- _练习课文_:
━━━━━━━━━━━━━━━━
水平井眼中管柱的屈曲和分叉

BUCKLING AND BIFURCATION OF PIPES IN HORIZONTAL WELLS

运用最小势能原理和变分方法 ,导出了描述水平井眼中管柱屈曲变形的微分方程——一个含有参数β的四阶非线性微分方程。求得了该非线性系统的两个分叉点 (β1 =1,β2 =1.47)及相应的两个临界屈曲载荷 Fcrs和 Fcrh;并对其三种不同性态的分枝解进行分析。当β<β1 时 ,微分方程有零解 ,对应于管柱的直线稳定状态 ;当β1 ≤β≤β2时 ,微分方程有周期解 ,对应于管柱的正弦屈曲状态 ;而当 β≥ β2 时 ,微分方程有螺线解 ,对应于管柱的螺旋屈曲状态。本文的结果对水平井钻井、完井和增产改造等井下作业管柱的正确设计和作业参数的合理选择等具有重要的参考价值。

In this paper,a four order nonlinear differential equation with a parameter β,which describes the buckling deformation of pipes inhorizontal wells,is derived by using the principle of minimum potential energy and the variational method. Two bifurcation points (β 1=1,β 2=1 47) as well as the two critical buckling loads F crs and F crh are obtained and the three different types of bifurcation solutions are also analysized. When β<β 1,the nonlinear equation has a zero solution,which is related to the stable state of the pipes. When β 1≤β<β 2,the equation has a peoriodic solution,which is related to the sinusoidal buckling state. And when β≥β 2,it has a helix solution,which is related to the helical buckling state. The results obtained here are very important for correctly designing pipes and reasonably selecting working parameters in horizontal well drilling,completing and stimulating operations.
━━━━━━━━━━━━━━━━
- _练习材料_:
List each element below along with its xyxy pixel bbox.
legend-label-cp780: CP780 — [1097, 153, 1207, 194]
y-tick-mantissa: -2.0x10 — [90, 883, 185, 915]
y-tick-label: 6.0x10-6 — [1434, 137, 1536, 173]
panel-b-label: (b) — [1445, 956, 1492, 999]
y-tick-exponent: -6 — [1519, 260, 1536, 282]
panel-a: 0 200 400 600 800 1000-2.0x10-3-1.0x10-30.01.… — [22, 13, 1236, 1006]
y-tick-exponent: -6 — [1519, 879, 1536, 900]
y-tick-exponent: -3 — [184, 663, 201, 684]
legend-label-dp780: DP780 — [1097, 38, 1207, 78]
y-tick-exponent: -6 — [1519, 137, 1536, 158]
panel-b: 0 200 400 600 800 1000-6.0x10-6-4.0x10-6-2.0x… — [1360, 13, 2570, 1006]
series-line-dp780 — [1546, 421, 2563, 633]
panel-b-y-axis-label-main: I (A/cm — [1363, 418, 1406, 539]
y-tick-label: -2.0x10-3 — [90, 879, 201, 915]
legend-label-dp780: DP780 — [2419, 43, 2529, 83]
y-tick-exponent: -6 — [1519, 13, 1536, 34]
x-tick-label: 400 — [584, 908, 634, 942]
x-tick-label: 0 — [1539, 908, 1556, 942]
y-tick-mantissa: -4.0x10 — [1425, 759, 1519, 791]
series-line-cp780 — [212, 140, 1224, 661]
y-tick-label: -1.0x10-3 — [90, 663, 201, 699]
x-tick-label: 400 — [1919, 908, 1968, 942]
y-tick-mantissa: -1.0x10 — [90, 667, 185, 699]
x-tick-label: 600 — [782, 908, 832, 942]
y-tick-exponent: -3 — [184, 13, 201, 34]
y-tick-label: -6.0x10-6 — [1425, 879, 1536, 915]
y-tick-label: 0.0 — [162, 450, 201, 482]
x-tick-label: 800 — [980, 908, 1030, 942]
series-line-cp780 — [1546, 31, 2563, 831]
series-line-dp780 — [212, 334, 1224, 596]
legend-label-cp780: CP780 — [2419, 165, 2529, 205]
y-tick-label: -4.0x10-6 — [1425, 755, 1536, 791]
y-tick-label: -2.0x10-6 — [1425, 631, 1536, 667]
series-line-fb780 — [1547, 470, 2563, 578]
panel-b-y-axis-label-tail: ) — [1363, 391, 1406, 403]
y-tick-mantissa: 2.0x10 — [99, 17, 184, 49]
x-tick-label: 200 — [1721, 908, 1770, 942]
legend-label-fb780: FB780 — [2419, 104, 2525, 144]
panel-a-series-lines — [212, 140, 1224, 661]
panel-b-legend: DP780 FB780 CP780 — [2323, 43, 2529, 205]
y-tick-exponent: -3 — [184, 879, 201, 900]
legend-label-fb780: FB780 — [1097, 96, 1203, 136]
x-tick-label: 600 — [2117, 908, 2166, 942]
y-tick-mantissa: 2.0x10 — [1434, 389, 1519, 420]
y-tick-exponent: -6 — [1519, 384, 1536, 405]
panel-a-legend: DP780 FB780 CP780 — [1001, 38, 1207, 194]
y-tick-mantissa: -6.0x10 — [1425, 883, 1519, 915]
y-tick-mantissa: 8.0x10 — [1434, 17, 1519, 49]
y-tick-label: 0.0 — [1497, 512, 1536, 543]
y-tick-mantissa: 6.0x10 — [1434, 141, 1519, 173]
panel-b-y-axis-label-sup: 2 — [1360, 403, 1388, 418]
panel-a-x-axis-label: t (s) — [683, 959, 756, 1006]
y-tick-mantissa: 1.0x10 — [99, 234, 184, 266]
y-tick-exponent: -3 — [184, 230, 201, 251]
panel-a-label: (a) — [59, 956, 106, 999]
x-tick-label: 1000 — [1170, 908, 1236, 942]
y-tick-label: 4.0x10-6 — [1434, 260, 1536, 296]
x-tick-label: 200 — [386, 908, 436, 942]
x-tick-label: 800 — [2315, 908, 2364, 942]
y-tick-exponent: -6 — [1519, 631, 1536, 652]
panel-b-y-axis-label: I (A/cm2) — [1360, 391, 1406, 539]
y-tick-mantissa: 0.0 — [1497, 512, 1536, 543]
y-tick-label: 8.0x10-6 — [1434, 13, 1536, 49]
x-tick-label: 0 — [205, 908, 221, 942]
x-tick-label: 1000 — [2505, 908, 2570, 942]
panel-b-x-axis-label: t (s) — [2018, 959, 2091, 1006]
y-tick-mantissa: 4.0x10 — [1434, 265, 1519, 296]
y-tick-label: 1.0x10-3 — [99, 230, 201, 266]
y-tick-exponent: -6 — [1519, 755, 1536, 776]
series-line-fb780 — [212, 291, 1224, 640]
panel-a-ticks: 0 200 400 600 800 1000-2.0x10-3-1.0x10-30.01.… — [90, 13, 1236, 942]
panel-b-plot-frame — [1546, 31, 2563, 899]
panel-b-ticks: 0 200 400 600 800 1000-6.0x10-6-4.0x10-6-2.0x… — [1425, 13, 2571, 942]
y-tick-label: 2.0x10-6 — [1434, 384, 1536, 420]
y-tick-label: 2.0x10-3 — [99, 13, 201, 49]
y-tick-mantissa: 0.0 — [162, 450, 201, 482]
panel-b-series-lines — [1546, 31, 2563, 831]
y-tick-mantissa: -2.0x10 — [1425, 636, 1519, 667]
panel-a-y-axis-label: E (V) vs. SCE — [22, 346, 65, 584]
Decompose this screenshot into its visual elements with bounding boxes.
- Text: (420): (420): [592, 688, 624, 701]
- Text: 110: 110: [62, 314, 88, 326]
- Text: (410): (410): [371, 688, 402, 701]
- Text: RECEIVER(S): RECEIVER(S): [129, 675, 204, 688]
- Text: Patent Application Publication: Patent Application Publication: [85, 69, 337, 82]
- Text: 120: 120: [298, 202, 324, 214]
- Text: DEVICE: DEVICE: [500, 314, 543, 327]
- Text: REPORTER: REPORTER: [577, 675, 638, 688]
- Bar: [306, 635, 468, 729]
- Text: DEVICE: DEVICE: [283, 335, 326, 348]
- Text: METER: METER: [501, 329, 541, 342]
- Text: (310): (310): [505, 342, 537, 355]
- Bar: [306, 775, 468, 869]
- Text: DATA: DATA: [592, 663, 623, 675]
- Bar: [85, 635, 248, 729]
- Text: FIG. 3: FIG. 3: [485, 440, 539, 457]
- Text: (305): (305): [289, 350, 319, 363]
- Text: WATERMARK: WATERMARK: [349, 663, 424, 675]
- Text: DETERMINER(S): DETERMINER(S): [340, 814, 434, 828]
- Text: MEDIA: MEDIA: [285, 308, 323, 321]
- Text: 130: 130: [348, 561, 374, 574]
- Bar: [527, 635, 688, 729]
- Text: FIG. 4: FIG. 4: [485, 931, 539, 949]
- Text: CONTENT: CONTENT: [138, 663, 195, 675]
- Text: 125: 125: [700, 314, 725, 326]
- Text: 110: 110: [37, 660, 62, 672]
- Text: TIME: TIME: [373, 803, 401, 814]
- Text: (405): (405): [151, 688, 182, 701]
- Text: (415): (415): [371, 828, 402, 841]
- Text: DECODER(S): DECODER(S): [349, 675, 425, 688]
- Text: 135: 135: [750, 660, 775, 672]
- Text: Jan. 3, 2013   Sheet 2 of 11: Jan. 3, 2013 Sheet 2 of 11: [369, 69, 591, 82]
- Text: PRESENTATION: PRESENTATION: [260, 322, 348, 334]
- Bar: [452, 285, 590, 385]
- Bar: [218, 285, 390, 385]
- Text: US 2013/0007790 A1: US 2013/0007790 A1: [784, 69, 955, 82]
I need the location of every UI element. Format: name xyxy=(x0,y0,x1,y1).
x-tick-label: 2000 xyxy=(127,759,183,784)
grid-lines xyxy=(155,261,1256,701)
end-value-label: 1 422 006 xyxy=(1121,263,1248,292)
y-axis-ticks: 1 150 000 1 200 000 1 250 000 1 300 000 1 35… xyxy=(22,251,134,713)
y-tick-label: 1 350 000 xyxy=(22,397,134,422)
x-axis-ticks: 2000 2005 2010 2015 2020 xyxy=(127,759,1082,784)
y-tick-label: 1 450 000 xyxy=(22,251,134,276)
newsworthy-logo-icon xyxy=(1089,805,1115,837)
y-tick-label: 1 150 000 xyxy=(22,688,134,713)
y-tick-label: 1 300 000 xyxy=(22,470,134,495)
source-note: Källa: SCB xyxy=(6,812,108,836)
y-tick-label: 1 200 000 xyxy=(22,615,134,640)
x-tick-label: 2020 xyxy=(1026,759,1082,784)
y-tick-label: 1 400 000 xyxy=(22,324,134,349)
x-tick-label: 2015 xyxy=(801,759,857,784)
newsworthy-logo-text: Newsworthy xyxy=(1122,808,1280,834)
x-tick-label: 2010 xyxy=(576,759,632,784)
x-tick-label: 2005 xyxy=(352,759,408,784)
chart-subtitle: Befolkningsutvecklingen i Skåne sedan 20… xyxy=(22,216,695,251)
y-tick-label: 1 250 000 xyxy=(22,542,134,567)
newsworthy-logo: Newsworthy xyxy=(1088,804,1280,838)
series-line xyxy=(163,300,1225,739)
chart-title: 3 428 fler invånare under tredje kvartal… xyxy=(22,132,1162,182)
━━━━━━━━━━━━━━━━
- _本节任务_:
1/ 根据练习课文，描述管柱屈曲变形的微分方程是运用哪些原理和方法导出的？
2/ 列出练习课文中提到的管柱所处的全部状态。

- _例题解答_:
1/ 运用最小势能原理和变分方法导出的。

2/ 直线稳定状态、正弦屈曲状态、螺旋屈曲状态。